* Start Records *
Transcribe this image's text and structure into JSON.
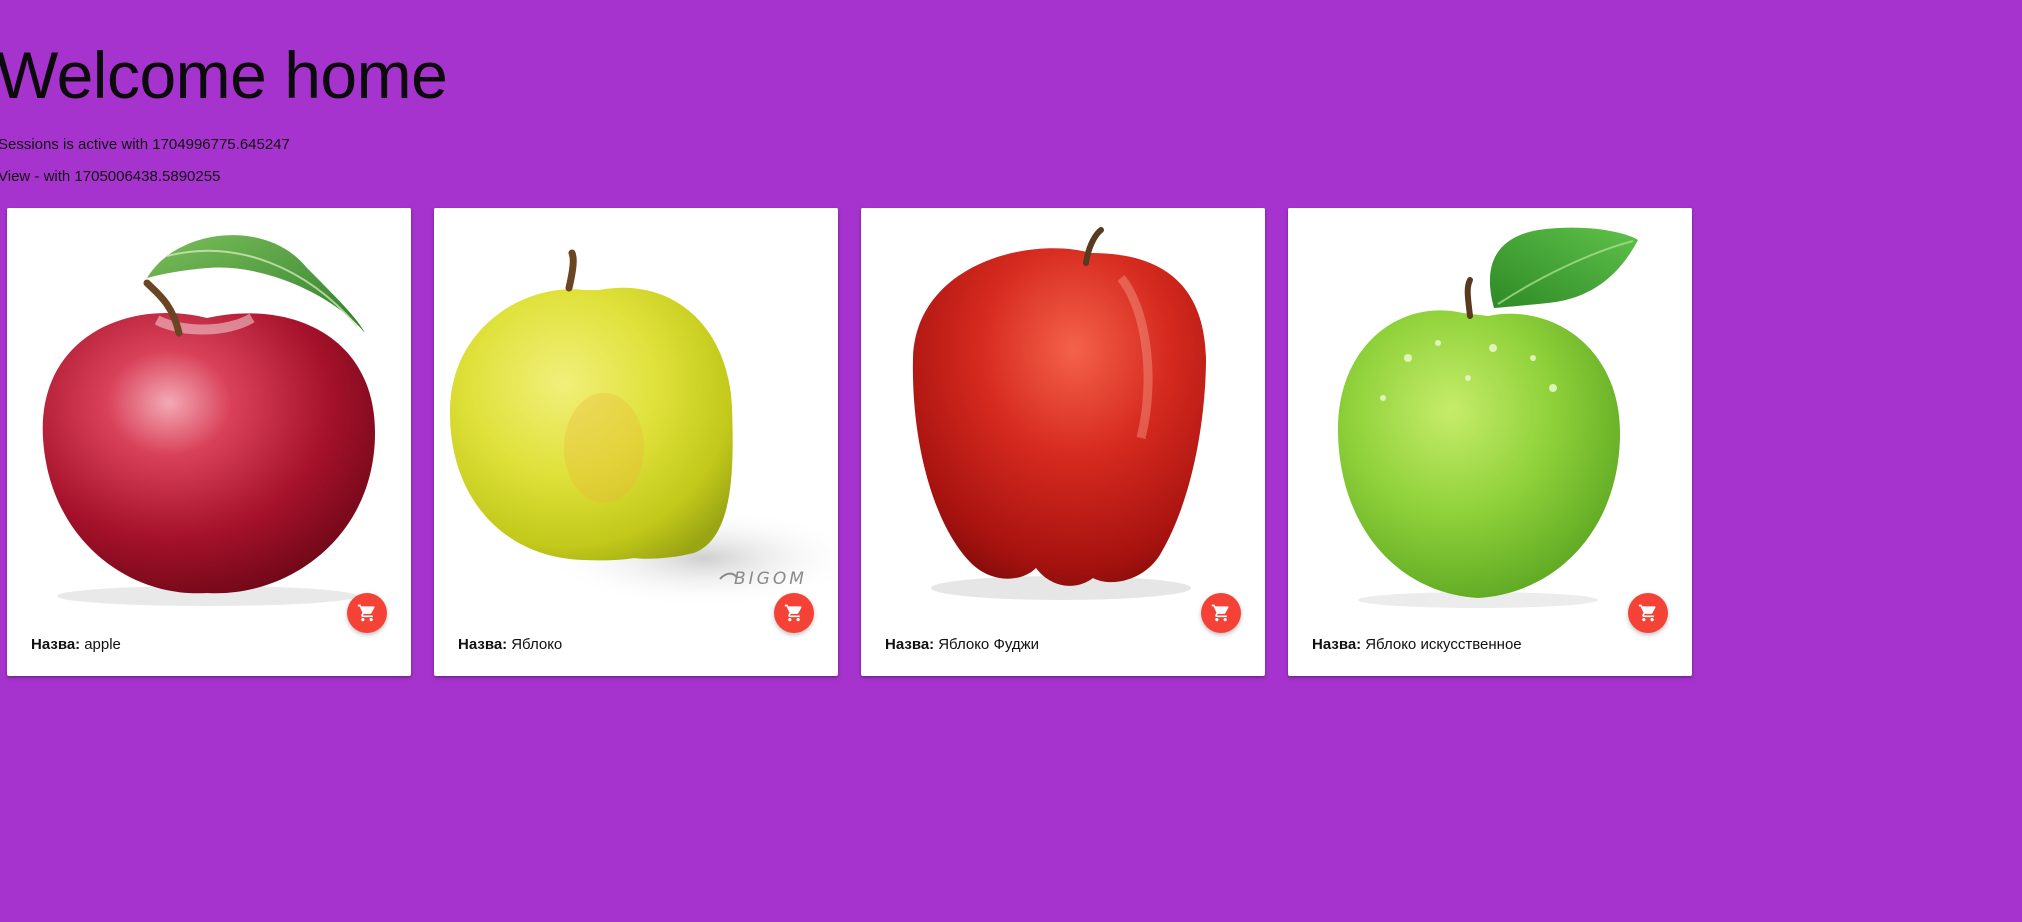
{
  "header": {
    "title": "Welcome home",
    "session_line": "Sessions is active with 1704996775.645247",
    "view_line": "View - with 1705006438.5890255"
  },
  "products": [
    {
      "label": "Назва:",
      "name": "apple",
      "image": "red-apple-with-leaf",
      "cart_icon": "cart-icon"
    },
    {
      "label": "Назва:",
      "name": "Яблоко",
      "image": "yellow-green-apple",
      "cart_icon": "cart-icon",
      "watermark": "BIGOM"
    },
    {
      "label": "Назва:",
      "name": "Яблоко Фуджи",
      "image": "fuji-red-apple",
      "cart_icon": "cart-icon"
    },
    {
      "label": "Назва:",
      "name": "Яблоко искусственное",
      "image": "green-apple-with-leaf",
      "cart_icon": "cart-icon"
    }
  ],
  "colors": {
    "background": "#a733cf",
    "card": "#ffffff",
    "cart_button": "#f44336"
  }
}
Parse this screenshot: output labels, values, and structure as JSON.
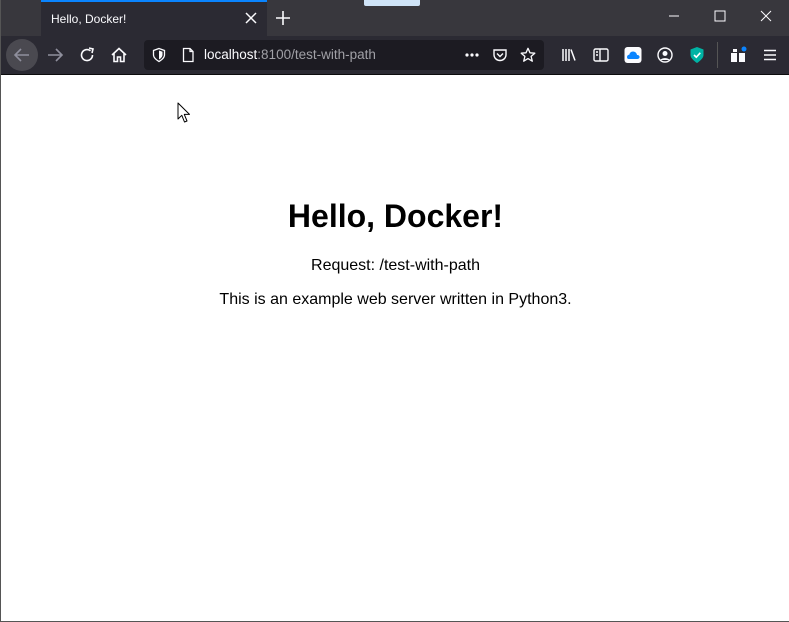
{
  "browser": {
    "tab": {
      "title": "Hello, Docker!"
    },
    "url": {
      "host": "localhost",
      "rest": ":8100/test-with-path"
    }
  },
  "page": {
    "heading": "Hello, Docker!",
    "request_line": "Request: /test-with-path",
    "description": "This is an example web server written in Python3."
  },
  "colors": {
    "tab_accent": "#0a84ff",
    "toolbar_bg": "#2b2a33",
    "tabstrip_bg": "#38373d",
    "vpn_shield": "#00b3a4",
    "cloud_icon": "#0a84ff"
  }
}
* End Records *
> [The request] Copy the material above exactly and drop the pictures.

> [Result below]
Transcribe this image's text and structure into JSON.
{
  "header": {
    "title": "Welcome home",
    "session_line": "Sessions is active with 1704996775.645247",
    "view_line": "View - with 1705006438.5890255"
  },
  "products": [
    {
      "label": "Назва:",
      "name": "apple",
      "image": "red-apple-with-leaf",
      "cart_icon": "cart-icon"
    },
    {
      "label": "Назва:",
      "name": "Яблоко",
      "image": "yellow-green-apple",
      "cart_icon": "cart-icon",
      "watermark": "BIGOM"
    },
    {
      "label": "Назва:",
      "name": "Яблоко Фуджи",
      "image": "fuji-red-apple",
      "cart_icon": "cart-icon"
    },
    {
      "label": "Назва:",
      "name": "Яблоко искусственное",
      "image": "green-apple-with-leaf",
      "cart_icon": "cart-icon"
    }
  ],
  "colors": {
    "background": "#a733cf",
    "card": "#ffffff",
    "cart_button": "#f44336"
  }
}
Parse this screenshot: output labels, values, and structure as JSON.
{
  "browser": {
    "tab": {
      "title": "Hello, Docker!"
    },
    "url": {
      "host": "localhost",
      "rest": ":8100/test-with-path"
    }
  },
  "page": {
    "heading": "Hello, Docker!",
    "request_line": "Request: /test-with-path",
    "description": "This is an example web server written in Python3."
  },
  "colors": {
    "tab_accent": "#0a84ff",
    "toolbar_bg": "#2b2a33",
    "tabstrip_bg": "#38373d",
    "vpn_shield": "#00b3a4",
    "cloud_icon": "#0a84ff"
  }
}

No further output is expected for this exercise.